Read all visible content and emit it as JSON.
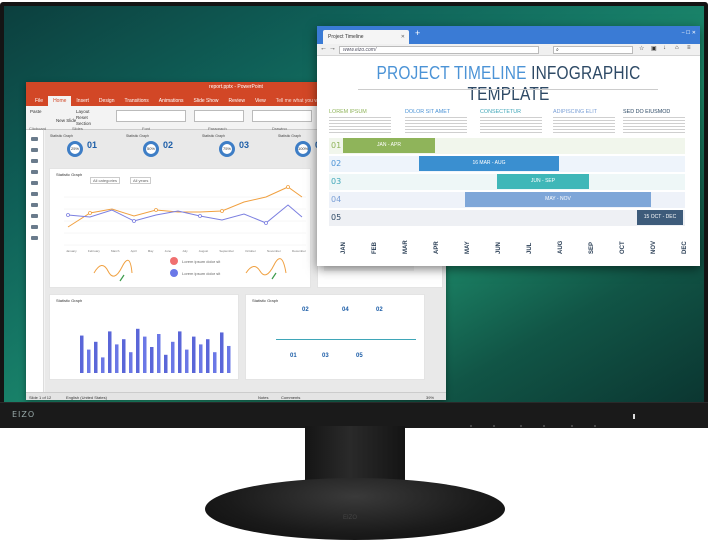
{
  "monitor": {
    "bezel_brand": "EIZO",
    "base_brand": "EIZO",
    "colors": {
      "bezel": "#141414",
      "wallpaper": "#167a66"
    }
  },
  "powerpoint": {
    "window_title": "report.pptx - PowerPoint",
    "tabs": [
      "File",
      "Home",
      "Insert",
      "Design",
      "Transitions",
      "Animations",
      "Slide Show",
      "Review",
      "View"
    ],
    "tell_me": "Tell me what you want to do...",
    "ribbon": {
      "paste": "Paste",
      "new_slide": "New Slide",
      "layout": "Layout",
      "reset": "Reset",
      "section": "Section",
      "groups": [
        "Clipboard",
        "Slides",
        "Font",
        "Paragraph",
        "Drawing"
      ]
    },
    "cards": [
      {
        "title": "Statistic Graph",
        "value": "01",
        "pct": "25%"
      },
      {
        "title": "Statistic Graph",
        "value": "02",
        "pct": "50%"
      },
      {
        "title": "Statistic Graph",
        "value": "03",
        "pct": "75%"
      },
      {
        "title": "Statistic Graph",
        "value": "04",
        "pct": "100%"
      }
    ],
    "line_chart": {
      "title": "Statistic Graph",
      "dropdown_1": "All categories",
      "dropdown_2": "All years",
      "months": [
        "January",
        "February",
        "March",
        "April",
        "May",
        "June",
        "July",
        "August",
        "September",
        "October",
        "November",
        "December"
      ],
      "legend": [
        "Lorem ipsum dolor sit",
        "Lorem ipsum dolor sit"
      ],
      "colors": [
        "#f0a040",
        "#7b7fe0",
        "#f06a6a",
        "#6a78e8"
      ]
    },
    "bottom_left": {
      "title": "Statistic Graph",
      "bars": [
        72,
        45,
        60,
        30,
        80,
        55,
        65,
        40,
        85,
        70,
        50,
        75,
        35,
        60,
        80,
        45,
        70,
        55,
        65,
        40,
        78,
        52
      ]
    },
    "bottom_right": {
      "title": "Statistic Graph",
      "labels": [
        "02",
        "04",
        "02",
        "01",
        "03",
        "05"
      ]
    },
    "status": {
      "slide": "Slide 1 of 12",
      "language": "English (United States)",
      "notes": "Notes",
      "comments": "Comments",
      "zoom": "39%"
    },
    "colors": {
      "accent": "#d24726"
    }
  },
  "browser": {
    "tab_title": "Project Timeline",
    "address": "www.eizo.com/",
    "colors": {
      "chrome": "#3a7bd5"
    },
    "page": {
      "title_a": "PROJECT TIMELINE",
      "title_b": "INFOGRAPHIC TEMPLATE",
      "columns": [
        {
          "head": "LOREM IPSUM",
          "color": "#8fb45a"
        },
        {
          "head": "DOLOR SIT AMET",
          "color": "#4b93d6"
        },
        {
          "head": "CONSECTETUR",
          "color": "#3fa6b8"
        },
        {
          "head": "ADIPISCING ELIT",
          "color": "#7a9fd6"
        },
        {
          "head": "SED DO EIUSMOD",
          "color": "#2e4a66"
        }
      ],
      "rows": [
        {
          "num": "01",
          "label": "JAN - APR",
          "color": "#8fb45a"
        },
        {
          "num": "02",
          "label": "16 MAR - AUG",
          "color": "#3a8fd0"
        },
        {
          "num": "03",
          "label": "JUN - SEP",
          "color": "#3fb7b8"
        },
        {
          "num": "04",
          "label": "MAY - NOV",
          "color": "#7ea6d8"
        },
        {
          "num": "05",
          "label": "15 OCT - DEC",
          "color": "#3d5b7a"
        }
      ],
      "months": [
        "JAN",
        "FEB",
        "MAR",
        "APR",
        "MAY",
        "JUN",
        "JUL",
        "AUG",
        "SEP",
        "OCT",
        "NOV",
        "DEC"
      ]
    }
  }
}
···
Every record above must be given again exactly; drop the pictures.

• [Output]:
Read all visible content and emit it as JSON.
{
  "monitor": {
    "bezel_brand": "EIZO",
    "base_brand": "EIZO",
    "colors": {
      "bezel": "#141414",
      "wallpaper": "#167a66"
    }
  },
  "powerpoint": {
    "window_title": "report.pptx - PowerPoint",
    "tabs": [
      "File",
      "Home",
      "Insert",
      "Design",
      "Transitions",
      "Animations",
      "Slide Show",
      "Review",
      "View"
    ],
    "tell_me": "Tell me what you want to do...",
    "ribbon": {
      "paste": "Paste",
      "new_slide": "New Slide",
      "layout": "Layout",
      "reset": "Reset",
      "section": "Section",
      "groups": [
        "Clipboard",
        "Slides",
        "Font",
        "Paragraph",
        "Drawing"
      ]
    },
    "cards": [
      {
        "title": "Statistic Graph",
        "value": "01",
        "pct": "25%"
      },
      {
        "title": "Statistic Graph",
        "value": "02",
        "pct": "50%"
      },
      {
        "title": "Statistic Graph",
        "value": "03",
        "pct": "75%"
      },
      {
        "title": "Statistic Graph",
        "value": "04",
        "pct": "100%"
      }
    ],
    "line_chart": {
      "title": "Statistic Graph",
      "dropdown_1": "All categories",
      "dropdown_2": "All years",
      "months": [
        "January",
        "February",
        "March",
        "April",
        "May",
        "June",
        "July",
        "August",
        "September",
        "October",
        "November",
        "December"
      ],
      "legend": [
        "Lorem ipsum dolor sit",
        "Lorem ipsum dolor sit"
      ],
      "colors": [
        "#f0a040",
        "#7b7fe0",
        "#f06a6a",
        "#6a78e8"
      ]
    },
    "bottom_left": {
      "title": "Statistic Graph",
      "bars": [
        72,
        45,
        60,
        30,
        80,
        55,
        65,
        40,
        85,
        70,
        50,
        75,
        35,
        60,
        80,
        45,
        70,
        55,
        65,
        40,
        78,
        52
      ]
    },
    "bottom_right": {
      "title": "Statistic Graph",
      "labels": [
        "02",
        "04",
        "02",
        "01",
        "03",
        "05"
      ]
    },
    "status": {
      "slide": "Slide 1 of 12",
      "language": "English (United States)",
      "notes": "Notes",
      "comments": "Comments",
      "zoom": "39%"
    },
    "colors": {
      "accent": "#d24726"
    }
  },
  "browser": {
    "tab_title": "Project Timeline",
    "address": "www.eizo.com/",
    "colors": {
      "chrome": "#3a7bd5"
    },
    "page": {
      "title_a": "PROJECT TIMELINE",
      "title_b": "INFOGRAPHIC TEMPLATE",
      "columns": [
        {
          "head": "LOREM IPSUM",
          "color": "#8fb45a"
        },
        {
          "head": "DOLOR SIT AMET",
          "color": "#4b93d6"
        },
        {
          "head": "CONSECTETUR",
          "color": "#3fa6b8"
        },
        {
          "head": "ADIPISCING ELIT",
          "color": "#7a9fd6"
        },
        {
          "head": "SED DO EIUSMOD",
          "color": "#2e4a66"
        }
      ],
      "rows": [
        {
          "num": "01",
          "label": "JAN - APR",
          "color": "#8fb45a"
        },
        {
          "num": "02",
          "label": "16 MAR - AUG",
          "color": "#3a8fd0"
        },
        {
          "num": "03",
          "label": "JUN - SEP",
          "color": "#3fb7b8"
        },
        {
          "num": "04",
          "label": "MAY - NOV",
          "color": "#7ea6d8"
        },
        {
          "num": "05",
          "label": "15 OCT - DEC",
          "color": "#3d5b7a"
        }
      ],
      "months": [
        "JAN",
        "FEB",
        "MAR",
        "APR",
        "MAY",
        "JUN",
        "JUL",
        "AUG",
        "SEP",
        "OCT",
        "NOV",
        "DEC"
      ]
    }
  }
}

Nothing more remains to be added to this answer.